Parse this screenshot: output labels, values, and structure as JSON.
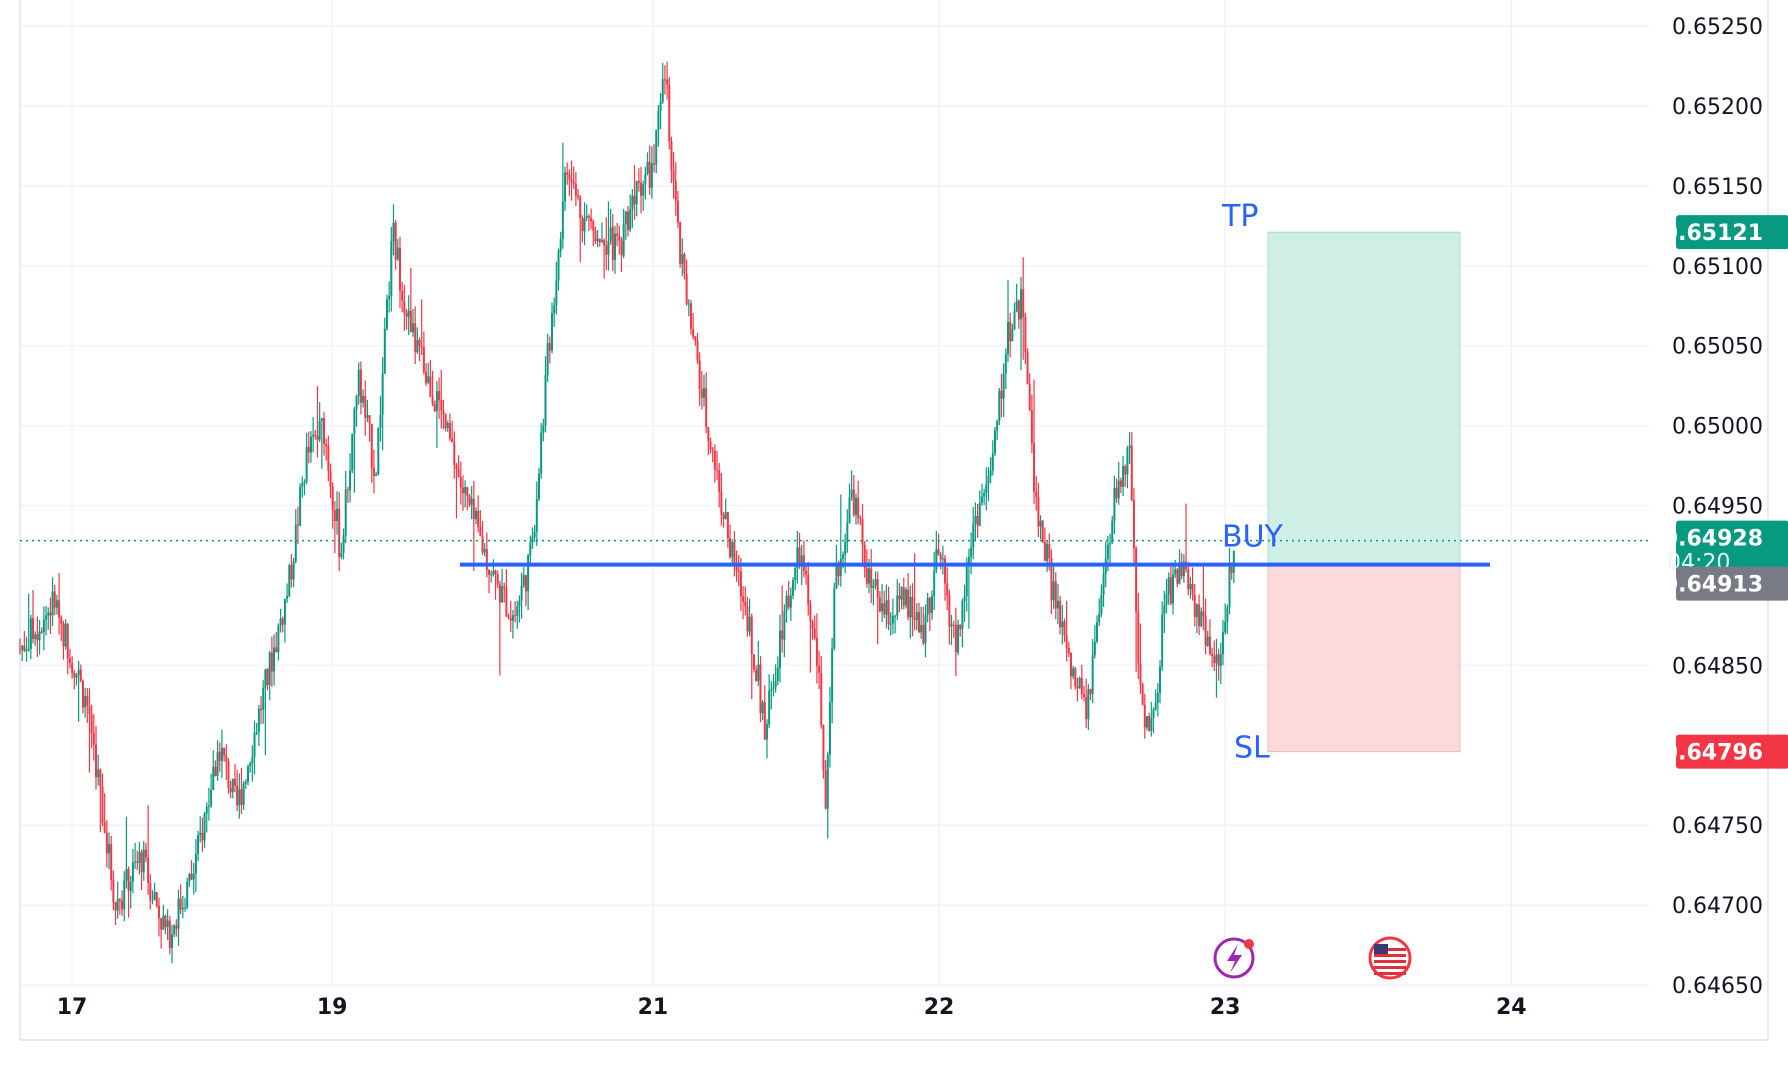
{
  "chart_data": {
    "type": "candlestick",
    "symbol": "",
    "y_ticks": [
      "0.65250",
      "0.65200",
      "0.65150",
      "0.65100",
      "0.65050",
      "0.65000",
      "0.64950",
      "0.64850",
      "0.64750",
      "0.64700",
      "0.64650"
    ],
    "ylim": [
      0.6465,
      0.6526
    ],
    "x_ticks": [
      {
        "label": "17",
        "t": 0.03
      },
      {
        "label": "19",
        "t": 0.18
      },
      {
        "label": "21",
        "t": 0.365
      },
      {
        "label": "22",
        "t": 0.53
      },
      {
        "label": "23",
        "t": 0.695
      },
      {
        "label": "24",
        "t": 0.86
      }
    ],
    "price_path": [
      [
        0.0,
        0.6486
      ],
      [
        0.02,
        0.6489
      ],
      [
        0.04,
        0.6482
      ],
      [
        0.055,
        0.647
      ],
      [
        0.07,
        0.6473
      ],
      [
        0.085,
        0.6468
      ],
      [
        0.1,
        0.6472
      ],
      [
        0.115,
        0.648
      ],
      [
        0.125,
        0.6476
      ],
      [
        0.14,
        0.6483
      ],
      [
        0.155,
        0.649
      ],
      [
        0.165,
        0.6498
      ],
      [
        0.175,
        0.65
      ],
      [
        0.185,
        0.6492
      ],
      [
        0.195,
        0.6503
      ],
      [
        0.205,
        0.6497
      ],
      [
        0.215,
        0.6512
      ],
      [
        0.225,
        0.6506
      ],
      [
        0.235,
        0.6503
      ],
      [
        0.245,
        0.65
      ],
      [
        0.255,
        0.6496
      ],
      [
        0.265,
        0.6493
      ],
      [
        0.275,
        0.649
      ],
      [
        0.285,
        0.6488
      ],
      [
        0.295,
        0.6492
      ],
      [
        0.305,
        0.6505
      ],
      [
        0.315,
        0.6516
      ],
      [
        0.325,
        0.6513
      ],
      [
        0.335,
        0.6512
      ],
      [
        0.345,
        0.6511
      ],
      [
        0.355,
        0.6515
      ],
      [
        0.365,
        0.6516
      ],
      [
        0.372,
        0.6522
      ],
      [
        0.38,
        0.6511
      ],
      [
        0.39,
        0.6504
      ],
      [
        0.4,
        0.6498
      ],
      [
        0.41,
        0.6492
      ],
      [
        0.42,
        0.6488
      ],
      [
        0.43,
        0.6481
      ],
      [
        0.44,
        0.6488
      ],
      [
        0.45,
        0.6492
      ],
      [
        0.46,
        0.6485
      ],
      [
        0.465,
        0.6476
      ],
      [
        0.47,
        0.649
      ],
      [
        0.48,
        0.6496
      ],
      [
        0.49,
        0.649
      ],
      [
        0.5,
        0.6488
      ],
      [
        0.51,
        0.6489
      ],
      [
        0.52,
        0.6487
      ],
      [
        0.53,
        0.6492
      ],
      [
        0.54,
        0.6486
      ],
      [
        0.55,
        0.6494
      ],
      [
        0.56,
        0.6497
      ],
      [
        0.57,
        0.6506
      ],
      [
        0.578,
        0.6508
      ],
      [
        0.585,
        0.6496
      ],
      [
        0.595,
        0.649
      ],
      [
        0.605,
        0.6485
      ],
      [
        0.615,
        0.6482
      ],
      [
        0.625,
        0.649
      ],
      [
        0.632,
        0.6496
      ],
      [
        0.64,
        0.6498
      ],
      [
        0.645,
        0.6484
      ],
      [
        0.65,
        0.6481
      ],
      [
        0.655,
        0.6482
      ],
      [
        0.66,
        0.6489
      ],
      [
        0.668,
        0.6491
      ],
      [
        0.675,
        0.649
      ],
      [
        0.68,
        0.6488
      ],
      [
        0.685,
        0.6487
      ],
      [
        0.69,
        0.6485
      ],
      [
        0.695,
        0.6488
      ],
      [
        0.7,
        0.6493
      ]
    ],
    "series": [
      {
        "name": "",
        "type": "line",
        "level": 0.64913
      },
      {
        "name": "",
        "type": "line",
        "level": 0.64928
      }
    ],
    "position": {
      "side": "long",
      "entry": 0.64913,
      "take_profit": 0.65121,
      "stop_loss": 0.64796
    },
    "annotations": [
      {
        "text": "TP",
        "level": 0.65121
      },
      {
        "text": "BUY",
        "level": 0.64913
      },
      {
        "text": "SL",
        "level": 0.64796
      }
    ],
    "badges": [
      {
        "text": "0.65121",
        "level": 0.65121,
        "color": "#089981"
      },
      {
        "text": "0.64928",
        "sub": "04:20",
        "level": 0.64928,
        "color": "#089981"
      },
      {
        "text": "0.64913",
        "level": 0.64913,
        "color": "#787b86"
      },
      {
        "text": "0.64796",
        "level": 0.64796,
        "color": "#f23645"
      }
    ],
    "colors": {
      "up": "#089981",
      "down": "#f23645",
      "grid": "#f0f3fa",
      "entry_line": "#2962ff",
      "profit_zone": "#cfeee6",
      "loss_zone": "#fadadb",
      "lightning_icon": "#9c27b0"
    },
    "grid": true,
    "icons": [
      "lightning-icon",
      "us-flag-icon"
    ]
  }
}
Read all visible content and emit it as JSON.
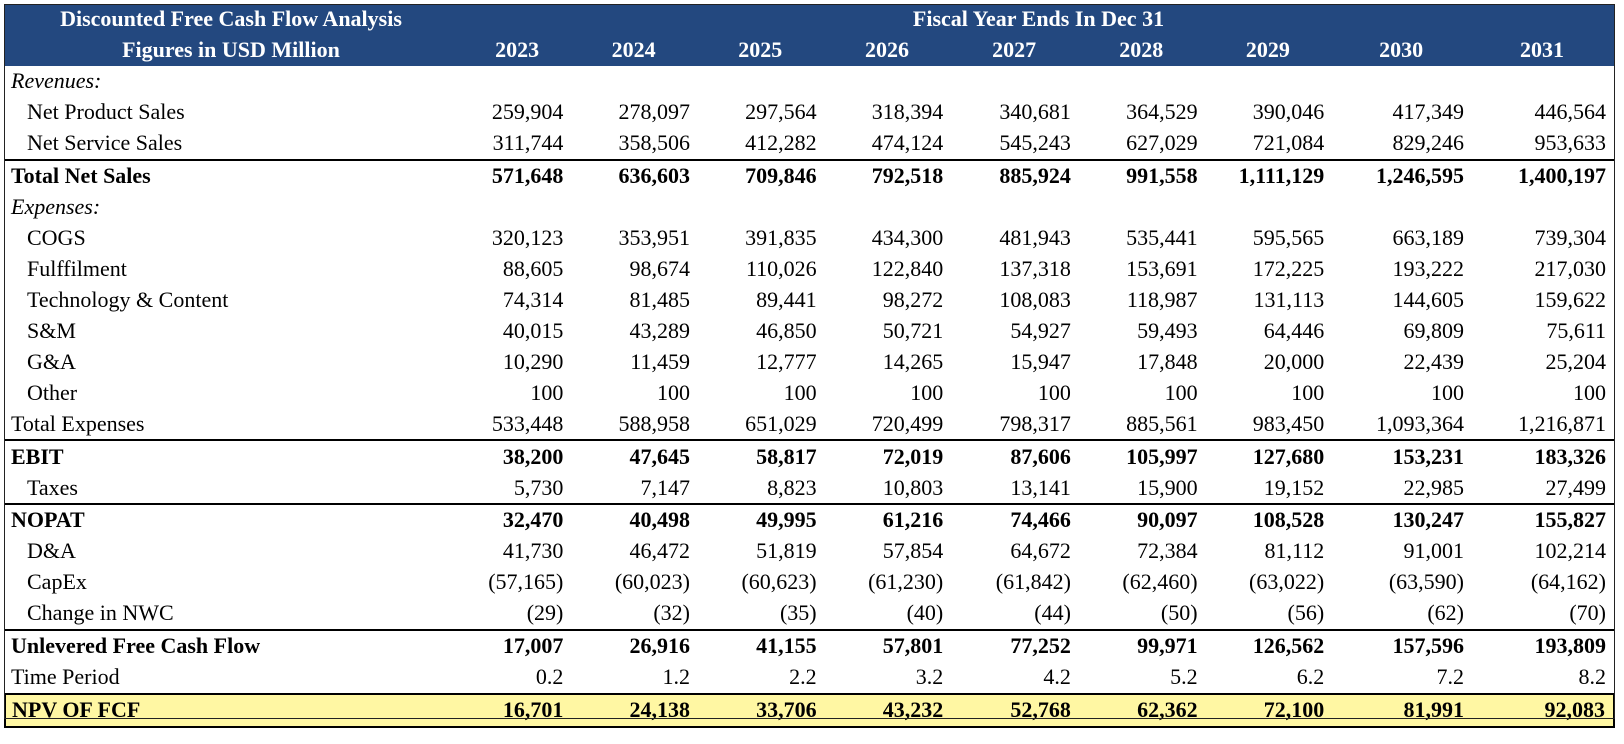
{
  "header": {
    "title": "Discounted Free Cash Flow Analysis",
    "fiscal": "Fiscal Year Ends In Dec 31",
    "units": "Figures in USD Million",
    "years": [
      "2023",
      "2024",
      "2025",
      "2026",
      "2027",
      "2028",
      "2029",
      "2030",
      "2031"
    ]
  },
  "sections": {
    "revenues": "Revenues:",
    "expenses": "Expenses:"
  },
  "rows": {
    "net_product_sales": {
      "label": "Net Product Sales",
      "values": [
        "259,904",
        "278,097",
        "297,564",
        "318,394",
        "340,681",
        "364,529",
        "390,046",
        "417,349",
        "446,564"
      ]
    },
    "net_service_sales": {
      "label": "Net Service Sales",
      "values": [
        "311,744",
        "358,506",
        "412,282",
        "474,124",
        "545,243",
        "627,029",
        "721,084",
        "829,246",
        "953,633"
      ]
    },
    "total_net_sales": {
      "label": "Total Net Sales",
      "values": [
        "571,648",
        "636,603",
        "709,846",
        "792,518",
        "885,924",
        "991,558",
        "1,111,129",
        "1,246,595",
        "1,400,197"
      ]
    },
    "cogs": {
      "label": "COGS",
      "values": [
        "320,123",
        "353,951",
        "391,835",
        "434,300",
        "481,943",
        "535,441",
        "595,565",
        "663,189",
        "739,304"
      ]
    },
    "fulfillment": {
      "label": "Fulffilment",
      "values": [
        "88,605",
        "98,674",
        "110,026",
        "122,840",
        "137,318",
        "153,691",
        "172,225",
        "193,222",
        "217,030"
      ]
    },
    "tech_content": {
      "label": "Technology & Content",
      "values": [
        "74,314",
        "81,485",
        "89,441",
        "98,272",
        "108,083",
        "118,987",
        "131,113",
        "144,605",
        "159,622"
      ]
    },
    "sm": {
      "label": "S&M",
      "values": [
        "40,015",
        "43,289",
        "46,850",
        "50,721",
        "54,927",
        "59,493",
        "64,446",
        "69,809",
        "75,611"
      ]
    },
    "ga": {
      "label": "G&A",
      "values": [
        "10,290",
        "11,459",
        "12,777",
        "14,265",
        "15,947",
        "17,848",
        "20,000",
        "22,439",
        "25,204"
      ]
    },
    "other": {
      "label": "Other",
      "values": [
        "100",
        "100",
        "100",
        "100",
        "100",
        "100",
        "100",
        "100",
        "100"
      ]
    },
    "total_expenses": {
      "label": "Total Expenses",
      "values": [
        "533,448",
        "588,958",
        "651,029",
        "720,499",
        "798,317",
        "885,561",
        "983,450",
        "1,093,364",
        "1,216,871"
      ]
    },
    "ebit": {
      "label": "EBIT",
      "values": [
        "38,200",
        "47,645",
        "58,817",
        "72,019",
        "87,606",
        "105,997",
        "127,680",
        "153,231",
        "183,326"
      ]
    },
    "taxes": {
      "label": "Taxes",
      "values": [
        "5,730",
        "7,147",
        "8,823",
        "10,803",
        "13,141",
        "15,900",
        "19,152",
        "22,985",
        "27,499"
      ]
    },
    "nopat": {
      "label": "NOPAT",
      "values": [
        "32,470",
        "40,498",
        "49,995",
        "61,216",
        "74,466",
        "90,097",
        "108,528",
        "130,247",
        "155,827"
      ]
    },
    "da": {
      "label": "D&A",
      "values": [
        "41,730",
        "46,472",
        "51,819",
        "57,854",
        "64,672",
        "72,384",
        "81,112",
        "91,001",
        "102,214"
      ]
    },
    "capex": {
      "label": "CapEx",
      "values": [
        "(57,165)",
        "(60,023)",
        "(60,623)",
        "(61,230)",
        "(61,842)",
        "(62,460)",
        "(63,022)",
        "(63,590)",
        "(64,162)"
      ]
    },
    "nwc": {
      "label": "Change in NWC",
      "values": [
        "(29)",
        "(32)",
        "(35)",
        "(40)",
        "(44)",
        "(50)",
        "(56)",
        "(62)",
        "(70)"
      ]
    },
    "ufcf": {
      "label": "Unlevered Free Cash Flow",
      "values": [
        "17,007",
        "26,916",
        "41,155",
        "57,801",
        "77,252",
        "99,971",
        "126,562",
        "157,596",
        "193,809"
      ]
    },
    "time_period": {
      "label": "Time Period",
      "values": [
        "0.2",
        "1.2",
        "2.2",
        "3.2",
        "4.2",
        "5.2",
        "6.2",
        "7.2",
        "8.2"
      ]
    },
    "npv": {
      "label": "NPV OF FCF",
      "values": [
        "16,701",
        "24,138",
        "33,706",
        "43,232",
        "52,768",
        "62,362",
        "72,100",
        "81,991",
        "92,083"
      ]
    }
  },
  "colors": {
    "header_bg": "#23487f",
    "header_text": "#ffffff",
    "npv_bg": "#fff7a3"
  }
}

PROBLEM: Find the lines containing "level" and list every one of them.

WRITTEN SOLUTION:
        "level": 0.64913
        "level": 0.64928
        "level": 0.65121
        "level": 0.64913
        "level": 0.64796
        "level": 0.65121,
        "level": 0.64928,
        "level": 0.64913,
        "level": 0.64796,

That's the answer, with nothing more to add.